--- MATERIALS PROVIDED ---
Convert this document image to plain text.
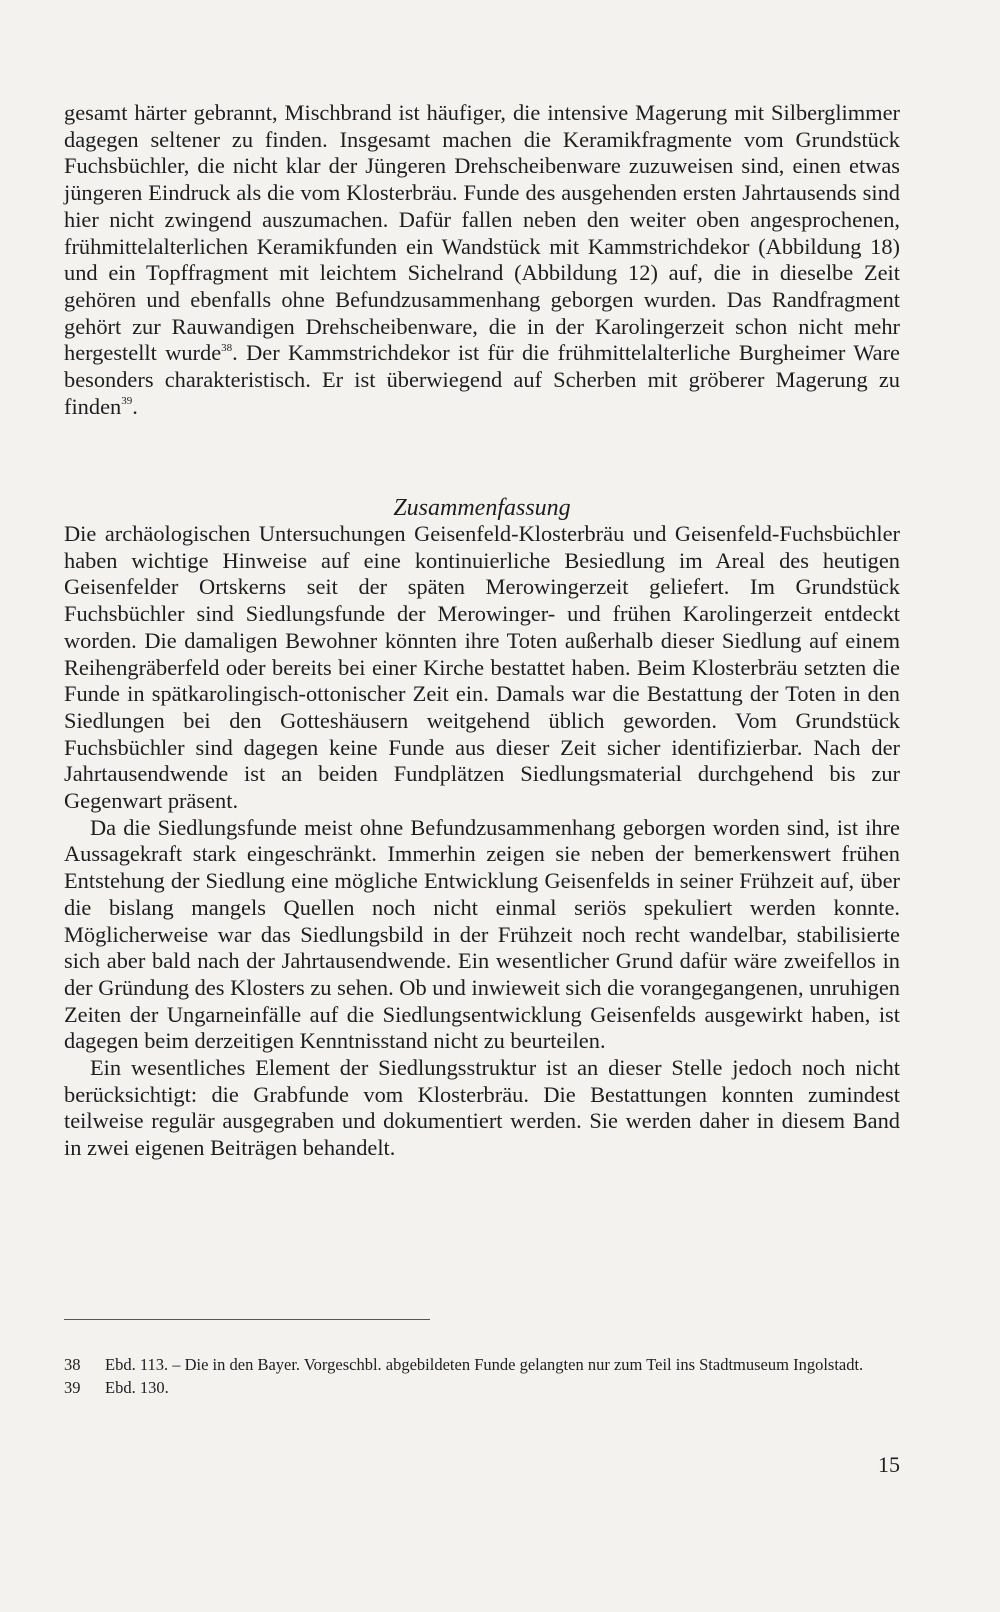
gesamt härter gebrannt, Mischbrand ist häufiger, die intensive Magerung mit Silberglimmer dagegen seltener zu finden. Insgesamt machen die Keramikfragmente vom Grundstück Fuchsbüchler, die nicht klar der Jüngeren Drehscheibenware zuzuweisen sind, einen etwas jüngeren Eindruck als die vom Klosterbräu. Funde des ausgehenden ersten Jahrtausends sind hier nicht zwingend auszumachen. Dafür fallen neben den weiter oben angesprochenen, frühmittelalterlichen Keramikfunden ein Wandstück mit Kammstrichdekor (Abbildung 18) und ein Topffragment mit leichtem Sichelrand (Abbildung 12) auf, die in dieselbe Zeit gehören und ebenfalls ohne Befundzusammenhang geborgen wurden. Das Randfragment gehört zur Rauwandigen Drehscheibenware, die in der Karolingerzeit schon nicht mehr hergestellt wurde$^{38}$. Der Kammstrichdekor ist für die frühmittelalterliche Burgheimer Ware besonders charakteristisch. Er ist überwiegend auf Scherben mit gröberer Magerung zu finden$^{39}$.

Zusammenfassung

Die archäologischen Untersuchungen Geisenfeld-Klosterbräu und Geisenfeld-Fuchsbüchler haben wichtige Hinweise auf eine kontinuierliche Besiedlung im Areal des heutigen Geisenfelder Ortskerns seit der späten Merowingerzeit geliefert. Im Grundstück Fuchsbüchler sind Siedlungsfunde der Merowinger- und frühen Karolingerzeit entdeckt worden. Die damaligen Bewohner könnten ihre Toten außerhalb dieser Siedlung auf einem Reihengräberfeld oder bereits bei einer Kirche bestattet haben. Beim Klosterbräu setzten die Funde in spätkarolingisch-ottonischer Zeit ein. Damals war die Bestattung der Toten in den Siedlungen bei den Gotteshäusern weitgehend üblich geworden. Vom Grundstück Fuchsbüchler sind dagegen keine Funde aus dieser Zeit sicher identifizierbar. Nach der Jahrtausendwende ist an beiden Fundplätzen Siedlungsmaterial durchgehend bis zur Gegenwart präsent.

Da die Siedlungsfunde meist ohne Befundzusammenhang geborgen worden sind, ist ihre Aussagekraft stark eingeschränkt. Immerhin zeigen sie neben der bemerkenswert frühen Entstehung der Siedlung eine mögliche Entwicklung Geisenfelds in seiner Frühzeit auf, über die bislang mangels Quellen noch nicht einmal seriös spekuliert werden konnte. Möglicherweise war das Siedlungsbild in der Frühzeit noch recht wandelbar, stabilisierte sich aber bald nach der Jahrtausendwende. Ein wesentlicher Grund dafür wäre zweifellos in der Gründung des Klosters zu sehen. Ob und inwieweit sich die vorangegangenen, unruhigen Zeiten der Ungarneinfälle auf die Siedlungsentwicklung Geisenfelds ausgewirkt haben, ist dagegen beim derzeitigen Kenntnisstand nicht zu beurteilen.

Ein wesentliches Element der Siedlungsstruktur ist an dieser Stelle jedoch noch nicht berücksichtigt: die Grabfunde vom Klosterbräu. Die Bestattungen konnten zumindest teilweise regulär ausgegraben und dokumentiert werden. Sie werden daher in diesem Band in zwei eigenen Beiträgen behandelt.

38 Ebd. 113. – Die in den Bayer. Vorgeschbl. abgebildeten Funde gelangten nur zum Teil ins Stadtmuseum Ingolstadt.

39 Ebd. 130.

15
---
--- MATERIALS PROVIDED ---
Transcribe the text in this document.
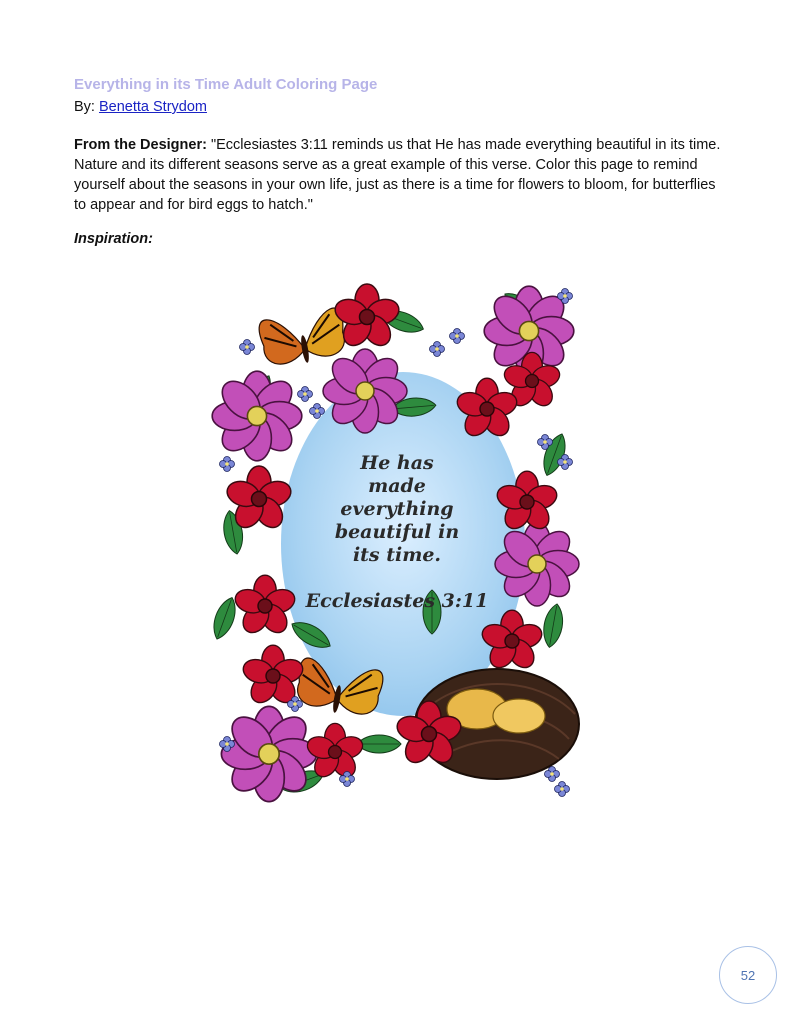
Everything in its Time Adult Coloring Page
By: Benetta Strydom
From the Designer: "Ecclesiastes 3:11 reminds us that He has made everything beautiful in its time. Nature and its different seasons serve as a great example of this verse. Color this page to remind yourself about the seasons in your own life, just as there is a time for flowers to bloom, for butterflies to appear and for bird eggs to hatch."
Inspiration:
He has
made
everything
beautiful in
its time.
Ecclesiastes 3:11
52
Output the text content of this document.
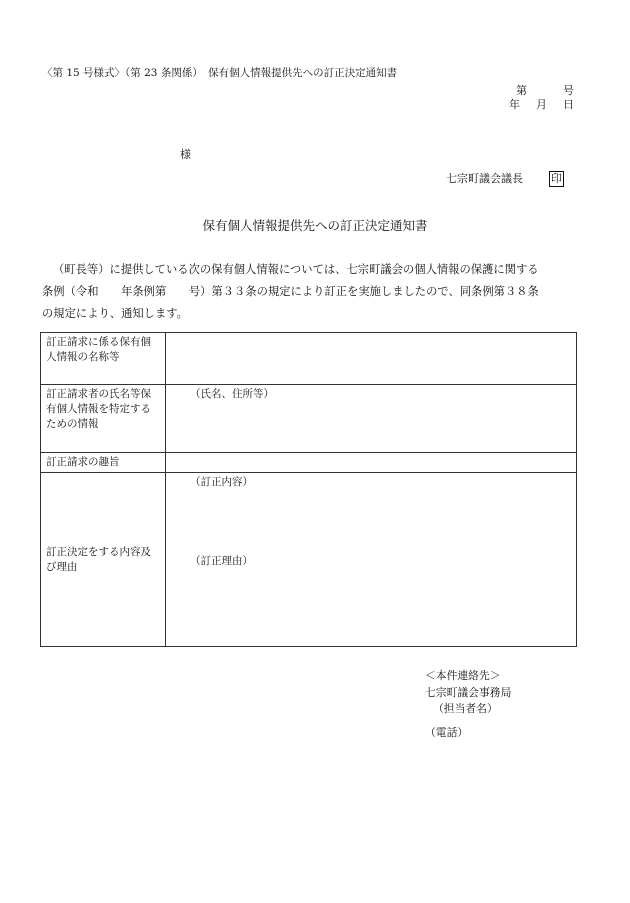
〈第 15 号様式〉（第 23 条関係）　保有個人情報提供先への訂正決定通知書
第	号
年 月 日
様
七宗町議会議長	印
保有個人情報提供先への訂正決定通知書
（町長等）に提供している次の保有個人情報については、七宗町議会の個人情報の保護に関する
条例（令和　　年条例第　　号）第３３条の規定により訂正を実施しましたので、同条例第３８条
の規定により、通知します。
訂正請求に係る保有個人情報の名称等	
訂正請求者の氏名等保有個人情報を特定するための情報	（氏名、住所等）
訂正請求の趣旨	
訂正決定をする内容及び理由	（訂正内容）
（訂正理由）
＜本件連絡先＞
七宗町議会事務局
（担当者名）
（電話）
---
--- MATERIALS PROVIDED ---
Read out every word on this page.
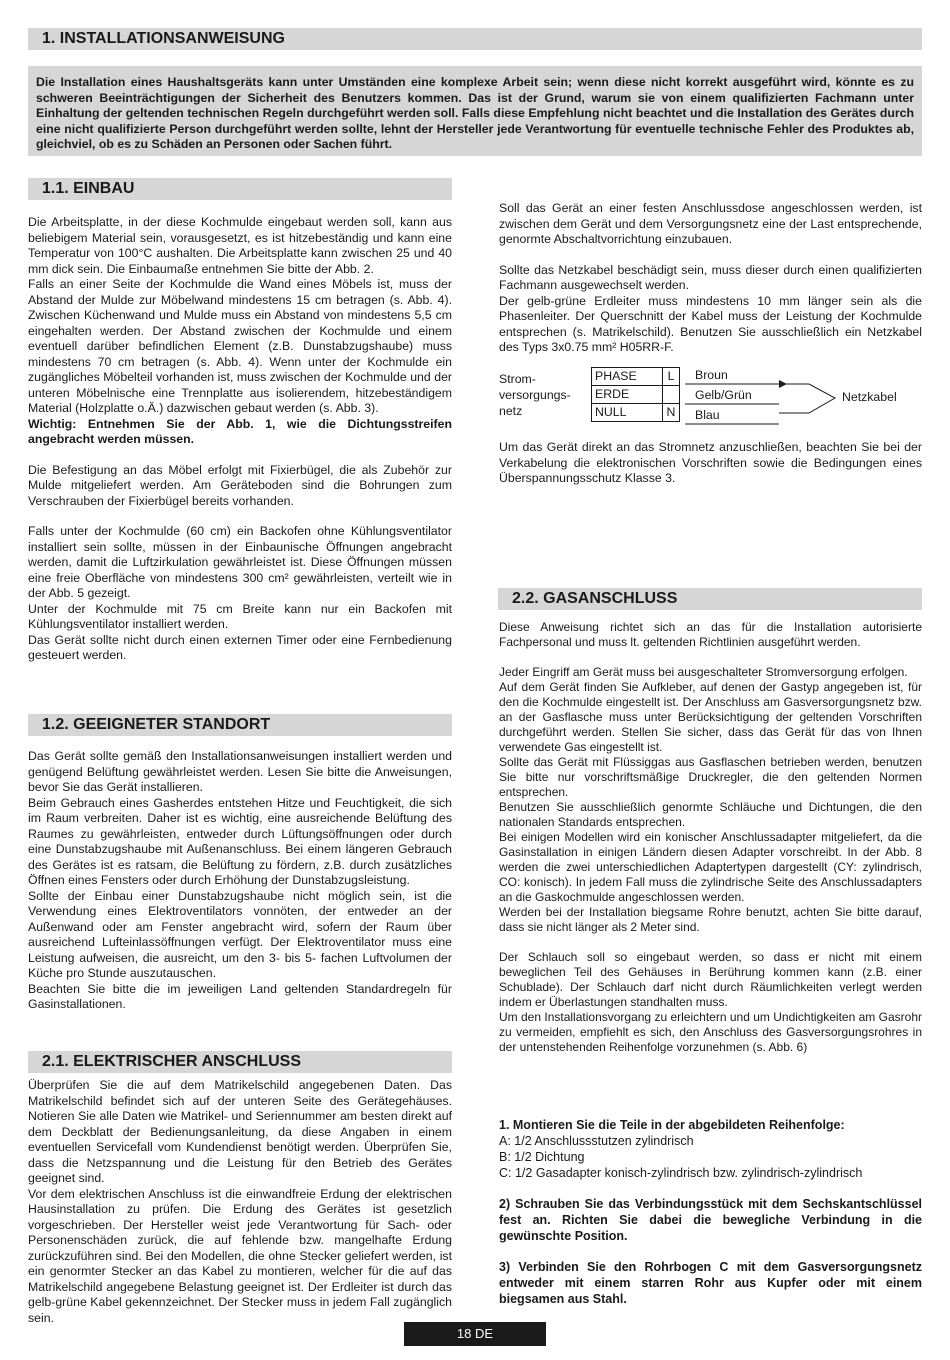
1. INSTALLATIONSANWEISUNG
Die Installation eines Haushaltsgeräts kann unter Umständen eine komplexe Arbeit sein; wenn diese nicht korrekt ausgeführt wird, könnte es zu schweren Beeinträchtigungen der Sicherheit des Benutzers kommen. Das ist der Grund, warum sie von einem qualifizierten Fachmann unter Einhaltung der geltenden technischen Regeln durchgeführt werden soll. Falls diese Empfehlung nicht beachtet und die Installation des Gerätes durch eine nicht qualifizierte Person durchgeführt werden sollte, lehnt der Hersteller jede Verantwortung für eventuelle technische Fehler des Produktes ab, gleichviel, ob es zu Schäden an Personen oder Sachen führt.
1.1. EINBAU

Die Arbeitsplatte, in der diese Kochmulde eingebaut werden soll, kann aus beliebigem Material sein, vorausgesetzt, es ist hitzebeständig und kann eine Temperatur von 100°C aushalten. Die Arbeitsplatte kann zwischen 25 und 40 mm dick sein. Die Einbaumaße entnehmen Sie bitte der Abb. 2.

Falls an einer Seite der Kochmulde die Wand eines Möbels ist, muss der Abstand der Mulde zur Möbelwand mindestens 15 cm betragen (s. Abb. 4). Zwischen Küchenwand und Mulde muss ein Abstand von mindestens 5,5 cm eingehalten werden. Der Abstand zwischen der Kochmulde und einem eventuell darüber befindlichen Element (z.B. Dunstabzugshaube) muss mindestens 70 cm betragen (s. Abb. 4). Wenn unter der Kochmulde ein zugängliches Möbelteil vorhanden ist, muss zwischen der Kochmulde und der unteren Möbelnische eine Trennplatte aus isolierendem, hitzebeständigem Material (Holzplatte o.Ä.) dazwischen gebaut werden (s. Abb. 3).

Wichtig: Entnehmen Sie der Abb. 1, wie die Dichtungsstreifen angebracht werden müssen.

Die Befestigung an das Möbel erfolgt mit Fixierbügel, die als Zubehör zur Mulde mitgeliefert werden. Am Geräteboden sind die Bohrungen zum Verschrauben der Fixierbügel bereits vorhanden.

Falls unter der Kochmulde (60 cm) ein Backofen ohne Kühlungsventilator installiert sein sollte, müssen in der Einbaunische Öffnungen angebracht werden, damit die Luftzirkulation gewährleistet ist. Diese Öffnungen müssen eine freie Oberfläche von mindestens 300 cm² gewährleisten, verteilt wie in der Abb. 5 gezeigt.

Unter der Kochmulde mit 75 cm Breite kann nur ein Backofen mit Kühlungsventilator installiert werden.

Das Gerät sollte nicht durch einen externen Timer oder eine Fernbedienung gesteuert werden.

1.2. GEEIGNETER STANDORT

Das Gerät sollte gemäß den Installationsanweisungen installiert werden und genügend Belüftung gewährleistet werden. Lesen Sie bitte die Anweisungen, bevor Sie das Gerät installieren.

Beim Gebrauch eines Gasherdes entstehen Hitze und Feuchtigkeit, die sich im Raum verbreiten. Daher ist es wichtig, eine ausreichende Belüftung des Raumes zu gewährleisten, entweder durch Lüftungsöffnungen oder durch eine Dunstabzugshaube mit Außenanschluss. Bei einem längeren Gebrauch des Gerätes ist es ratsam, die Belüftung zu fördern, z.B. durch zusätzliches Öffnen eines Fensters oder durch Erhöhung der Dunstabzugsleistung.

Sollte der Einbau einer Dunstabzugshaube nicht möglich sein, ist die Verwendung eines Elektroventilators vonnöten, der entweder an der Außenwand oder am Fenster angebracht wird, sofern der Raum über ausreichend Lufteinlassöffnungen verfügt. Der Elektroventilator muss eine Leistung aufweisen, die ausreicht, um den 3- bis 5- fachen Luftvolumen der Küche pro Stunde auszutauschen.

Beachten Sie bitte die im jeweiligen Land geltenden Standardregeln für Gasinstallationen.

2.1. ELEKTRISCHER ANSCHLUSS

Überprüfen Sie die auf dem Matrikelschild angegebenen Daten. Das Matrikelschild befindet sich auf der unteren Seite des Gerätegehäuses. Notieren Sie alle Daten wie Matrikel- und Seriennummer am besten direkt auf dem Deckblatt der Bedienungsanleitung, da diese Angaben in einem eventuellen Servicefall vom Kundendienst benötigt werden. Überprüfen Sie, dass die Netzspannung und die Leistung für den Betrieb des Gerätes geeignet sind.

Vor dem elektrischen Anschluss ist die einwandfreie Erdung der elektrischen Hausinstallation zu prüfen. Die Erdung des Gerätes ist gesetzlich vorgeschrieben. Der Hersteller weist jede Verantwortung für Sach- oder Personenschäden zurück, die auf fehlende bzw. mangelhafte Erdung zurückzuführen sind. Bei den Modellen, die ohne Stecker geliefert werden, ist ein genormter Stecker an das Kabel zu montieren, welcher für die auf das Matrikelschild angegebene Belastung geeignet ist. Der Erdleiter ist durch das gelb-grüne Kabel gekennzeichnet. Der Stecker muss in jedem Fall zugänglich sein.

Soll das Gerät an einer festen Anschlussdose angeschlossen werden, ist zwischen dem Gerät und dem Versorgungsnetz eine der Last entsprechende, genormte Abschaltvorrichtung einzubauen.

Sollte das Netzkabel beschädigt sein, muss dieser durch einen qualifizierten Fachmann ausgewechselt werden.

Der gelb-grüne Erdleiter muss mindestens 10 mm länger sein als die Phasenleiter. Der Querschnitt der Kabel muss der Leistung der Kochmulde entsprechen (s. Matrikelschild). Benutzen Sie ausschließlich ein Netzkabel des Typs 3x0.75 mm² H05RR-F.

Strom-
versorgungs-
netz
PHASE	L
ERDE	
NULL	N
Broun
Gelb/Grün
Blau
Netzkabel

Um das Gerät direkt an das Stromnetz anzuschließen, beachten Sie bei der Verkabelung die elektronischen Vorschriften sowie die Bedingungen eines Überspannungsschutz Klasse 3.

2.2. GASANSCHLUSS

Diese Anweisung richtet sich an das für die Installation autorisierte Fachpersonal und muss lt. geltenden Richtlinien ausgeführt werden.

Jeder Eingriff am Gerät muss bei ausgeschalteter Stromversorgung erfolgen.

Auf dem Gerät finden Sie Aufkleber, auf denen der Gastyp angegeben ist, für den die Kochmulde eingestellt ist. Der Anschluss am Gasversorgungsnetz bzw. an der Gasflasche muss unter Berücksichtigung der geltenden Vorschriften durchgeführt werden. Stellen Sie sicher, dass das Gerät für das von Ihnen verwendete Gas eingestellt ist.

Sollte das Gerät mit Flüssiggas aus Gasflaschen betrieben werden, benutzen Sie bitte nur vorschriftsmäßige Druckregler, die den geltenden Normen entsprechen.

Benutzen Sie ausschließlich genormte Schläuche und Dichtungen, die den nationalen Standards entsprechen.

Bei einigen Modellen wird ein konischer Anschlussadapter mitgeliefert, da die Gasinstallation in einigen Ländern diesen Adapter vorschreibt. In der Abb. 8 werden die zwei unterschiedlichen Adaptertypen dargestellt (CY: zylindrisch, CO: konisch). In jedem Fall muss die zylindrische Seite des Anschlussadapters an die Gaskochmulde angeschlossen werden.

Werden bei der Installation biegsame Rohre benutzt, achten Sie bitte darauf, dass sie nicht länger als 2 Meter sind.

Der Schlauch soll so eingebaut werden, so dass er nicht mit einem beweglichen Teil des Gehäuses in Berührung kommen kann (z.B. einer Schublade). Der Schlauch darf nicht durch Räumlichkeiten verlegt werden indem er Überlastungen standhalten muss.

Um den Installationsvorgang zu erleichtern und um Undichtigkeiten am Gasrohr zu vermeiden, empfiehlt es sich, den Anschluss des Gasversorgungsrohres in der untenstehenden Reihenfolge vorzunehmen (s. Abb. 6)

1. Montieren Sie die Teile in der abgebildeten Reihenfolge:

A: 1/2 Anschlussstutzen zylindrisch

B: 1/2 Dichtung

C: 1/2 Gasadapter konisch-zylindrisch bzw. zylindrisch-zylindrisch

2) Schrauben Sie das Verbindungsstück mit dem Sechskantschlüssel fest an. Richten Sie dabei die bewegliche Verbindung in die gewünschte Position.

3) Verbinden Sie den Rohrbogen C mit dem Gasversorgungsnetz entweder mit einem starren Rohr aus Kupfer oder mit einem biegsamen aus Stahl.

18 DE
---
§ PROMPT:
In the entries above, find each line with the word "zwischen" and copy it.

§ SOLUTION:
Die Arbeitsplatte, in der diese Kochmulde eingebaut werden soll, kann aus beliebigem Material sein, vorausgesetzt, es ist hitzebeständig und kann eine Temperatur von 100°C aushalten. Die Arbeitsplatte kann zwischen 25 und 40 mm dick sein. Die Einbaumaße entnehmen Sie bitte der Abb. 2.
Falls an einer Seite der Kochmulde die Wand eines Möbels ist, muss der Abstand der Mulde zur Möbelwand mindestens 15 cm betragen (s. Abb. 4). Zwischen Küchenwand und Mulde muss ein Abstand von mindestens 5,5 cm eingehalten werden. Der Abstand zwischen der Kochmulde und einem eventuell darüber befindlichen Element (z.B. Dunstabzugshaube) muss mindestens 70 cm betragen (s. Abb. 4). Wenn unter der Kochmulde ein zugängliches Möbelteil vorhanden ist, muss zwischen der Kochmulde und der unteren Möbelnische eine Trennplatte aus isolierendem, hitzebeständigem Material (Holzplatte o.Ä.) dazwischen gebaut werden (s. Abb. 3).
Soll das Gerät an einer festen Anschlussdose angeschlossen werden, ist zwischen dem Gerät und dem Versorgungsnetz eine der Last entsprechende, genormte Abschaltvorrichtung einzubauen.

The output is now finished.